Identify all lines of the data containing the string "ylabel" and copy them.

• _LISTED RECORDS_
--
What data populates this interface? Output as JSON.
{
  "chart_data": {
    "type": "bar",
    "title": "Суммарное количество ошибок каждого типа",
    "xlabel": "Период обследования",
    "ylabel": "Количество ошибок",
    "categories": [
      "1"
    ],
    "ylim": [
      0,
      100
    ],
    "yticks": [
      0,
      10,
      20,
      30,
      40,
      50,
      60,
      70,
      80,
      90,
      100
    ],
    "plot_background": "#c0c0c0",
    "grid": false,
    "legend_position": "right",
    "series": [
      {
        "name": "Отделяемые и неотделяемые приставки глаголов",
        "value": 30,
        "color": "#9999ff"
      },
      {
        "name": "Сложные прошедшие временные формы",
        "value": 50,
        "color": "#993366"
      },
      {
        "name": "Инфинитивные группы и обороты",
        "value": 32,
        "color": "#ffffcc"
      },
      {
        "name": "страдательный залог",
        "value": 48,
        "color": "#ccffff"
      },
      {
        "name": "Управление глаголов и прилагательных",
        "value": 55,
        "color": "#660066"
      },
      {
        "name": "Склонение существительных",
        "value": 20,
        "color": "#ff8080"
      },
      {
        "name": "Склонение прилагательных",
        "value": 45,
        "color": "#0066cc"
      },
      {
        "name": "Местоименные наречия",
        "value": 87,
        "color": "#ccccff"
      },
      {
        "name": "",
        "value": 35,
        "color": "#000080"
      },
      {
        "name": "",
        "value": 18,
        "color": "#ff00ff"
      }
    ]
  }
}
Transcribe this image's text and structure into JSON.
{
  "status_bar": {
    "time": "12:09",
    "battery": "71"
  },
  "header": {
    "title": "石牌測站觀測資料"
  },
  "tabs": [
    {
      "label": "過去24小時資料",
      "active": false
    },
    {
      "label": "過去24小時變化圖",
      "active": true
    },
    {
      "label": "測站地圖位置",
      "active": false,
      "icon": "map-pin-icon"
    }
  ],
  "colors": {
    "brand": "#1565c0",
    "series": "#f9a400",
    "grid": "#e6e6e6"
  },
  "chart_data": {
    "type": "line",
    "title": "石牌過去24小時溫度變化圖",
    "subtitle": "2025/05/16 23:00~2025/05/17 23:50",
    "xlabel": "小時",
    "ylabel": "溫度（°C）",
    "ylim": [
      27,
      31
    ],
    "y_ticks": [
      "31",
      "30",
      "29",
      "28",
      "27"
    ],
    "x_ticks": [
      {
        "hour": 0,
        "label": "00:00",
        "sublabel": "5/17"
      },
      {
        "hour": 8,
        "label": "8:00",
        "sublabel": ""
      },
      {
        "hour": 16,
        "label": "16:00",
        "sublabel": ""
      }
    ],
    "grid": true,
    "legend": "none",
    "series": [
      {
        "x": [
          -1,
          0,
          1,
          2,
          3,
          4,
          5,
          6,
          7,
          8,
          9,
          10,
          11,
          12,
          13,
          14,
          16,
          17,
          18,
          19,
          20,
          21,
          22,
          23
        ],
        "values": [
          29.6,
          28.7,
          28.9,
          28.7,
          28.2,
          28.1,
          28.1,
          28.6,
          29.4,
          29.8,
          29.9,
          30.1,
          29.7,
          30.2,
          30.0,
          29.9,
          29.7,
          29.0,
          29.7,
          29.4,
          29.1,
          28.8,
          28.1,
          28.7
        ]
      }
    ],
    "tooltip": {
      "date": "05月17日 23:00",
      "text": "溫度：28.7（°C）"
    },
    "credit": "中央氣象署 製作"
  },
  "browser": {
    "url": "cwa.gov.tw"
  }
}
--
• _FINAL ANSWER_
    "ylabel": "Количество ошибок",
    "ylabel": "溫度（°C）",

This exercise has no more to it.